Collect every line that includes the string "group".

--- start Data supplied ---

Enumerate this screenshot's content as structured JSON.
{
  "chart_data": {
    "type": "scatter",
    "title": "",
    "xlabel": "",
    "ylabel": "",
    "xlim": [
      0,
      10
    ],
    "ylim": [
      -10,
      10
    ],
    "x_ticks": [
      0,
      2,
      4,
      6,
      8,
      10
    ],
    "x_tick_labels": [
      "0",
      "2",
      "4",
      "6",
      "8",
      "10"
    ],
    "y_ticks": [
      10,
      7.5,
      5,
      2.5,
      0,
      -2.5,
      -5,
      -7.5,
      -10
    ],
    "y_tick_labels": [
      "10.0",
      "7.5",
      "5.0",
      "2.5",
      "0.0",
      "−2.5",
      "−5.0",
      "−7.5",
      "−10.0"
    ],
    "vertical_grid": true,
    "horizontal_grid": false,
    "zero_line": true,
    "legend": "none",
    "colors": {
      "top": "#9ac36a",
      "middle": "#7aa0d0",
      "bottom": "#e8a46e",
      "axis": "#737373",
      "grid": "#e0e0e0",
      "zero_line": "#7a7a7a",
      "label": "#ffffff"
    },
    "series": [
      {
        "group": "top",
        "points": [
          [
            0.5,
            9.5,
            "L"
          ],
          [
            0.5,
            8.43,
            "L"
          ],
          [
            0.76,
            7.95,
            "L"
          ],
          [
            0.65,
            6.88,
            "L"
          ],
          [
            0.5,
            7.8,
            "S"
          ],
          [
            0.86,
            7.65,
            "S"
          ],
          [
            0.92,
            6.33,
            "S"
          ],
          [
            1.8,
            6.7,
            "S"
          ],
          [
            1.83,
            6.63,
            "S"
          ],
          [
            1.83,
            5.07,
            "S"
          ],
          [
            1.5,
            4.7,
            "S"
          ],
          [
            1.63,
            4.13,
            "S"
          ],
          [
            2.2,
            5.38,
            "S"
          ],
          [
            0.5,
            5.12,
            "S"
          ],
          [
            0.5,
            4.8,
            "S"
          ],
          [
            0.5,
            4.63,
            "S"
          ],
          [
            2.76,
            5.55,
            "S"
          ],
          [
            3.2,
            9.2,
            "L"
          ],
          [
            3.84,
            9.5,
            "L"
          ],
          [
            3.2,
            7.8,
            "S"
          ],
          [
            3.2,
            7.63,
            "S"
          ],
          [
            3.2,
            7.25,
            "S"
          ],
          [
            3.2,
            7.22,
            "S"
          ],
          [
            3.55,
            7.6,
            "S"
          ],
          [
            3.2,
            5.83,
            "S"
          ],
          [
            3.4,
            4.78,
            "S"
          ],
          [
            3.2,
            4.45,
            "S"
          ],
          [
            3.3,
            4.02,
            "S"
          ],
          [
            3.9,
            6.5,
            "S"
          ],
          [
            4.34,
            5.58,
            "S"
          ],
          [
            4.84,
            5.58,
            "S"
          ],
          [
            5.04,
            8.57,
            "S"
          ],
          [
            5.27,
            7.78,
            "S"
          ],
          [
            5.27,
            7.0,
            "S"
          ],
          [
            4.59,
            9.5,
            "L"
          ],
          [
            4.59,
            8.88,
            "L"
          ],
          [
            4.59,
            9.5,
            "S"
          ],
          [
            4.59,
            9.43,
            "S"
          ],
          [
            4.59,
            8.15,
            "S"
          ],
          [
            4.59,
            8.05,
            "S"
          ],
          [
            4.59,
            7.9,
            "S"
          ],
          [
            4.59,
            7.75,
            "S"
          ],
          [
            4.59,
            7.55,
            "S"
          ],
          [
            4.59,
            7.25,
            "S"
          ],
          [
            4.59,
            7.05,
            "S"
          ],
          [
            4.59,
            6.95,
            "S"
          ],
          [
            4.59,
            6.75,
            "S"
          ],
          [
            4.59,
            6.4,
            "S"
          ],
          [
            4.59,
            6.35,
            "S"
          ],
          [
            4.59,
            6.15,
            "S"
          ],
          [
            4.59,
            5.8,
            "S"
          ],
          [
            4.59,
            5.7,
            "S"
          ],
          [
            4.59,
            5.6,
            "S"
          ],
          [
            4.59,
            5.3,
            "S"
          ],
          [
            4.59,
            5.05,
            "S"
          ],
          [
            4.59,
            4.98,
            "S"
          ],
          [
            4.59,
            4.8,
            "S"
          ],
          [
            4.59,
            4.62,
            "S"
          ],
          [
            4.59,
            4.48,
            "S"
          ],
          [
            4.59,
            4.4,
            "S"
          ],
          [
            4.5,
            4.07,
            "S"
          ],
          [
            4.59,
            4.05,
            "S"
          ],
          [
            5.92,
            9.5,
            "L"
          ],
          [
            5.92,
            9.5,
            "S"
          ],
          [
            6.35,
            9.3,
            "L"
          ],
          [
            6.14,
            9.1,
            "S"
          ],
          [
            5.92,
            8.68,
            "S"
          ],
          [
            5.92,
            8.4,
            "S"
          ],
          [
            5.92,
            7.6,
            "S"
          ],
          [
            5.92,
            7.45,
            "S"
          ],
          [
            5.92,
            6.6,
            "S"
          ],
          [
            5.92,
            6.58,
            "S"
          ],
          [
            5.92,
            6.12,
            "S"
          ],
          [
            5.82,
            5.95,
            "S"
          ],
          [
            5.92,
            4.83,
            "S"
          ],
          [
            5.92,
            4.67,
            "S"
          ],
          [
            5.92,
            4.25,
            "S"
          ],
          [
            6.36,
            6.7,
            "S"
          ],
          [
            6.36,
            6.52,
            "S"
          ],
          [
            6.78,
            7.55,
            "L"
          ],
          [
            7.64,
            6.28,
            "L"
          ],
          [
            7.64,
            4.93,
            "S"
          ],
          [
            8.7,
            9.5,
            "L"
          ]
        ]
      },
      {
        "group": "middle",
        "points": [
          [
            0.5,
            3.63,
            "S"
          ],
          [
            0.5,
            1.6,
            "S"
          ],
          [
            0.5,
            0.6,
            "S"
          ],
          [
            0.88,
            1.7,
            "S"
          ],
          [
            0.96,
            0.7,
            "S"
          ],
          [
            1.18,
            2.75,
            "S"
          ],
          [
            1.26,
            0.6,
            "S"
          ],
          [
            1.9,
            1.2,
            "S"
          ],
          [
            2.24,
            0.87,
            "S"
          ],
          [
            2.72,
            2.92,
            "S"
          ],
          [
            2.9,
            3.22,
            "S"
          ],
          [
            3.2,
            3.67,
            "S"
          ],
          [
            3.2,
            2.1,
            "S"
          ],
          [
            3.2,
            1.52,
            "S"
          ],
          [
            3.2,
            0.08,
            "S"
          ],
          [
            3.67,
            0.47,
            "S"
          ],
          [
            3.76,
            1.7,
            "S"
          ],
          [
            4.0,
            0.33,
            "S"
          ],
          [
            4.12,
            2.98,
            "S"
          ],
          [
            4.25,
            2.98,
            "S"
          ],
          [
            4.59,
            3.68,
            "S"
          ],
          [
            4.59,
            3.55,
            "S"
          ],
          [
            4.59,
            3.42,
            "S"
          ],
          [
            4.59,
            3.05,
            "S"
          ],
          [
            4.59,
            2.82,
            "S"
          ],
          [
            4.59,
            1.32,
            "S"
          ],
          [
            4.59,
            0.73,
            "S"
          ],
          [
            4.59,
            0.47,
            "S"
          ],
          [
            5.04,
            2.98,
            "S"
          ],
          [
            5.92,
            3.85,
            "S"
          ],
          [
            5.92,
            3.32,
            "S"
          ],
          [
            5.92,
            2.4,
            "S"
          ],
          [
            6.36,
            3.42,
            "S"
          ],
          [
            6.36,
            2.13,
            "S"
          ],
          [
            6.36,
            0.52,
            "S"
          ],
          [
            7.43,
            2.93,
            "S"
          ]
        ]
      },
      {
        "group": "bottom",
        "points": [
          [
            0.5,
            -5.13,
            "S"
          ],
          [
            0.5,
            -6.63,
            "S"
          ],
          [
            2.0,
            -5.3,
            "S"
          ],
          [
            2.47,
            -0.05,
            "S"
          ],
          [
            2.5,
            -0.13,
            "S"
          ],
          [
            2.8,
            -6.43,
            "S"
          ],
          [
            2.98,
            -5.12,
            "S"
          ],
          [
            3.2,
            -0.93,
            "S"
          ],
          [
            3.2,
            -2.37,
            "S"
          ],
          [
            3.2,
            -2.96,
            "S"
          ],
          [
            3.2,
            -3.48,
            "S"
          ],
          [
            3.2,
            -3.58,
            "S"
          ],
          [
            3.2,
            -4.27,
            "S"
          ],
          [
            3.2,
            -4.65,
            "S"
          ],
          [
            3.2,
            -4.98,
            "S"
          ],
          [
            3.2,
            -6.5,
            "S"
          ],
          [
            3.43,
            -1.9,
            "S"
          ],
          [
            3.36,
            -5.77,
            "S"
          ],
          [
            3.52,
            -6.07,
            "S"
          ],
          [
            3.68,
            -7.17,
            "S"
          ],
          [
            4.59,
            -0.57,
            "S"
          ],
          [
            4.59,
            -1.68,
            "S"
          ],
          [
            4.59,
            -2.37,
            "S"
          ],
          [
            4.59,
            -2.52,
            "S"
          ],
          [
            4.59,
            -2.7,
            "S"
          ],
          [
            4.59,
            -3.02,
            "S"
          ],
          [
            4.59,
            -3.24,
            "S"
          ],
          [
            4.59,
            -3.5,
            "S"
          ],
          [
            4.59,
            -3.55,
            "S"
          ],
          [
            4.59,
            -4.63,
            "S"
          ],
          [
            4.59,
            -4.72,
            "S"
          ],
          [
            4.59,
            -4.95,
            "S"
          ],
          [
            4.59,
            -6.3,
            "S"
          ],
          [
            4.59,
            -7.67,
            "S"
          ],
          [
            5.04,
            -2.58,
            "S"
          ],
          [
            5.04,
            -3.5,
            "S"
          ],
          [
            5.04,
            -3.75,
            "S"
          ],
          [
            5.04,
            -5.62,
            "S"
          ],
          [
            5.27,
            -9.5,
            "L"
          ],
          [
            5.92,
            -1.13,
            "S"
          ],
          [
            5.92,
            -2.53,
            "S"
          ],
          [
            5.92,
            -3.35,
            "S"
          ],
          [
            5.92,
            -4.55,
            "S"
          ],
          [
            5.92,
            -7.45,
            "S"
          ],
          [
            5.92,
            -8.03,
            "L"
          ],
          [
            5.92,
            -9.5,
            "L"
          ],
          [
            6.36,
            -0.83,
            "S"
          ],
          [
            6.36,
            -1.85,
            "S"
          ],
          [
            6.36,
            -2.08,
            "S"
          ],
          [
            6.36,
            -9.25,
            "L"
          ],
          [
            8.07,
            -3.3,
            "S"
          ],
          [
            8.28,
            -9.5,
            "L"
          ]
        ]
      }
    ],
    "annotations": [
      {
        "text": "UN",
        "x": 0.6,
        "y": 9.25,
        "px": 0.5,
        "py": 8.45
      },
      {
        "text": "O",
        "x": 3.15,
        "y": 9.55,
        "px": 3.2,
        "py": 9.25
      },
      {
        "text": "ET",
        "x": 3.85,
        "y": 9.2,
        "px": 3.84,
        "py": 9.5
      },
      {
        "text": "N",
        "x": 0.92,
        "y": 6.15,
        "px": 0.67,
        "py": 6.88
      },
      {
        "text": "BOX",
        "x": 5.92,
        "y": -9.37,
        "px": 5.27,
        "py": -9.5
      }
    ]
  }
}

--- end Data supplied ---

## Task result
        "group": "top",
        "group": "middle",
        "group": "bottom",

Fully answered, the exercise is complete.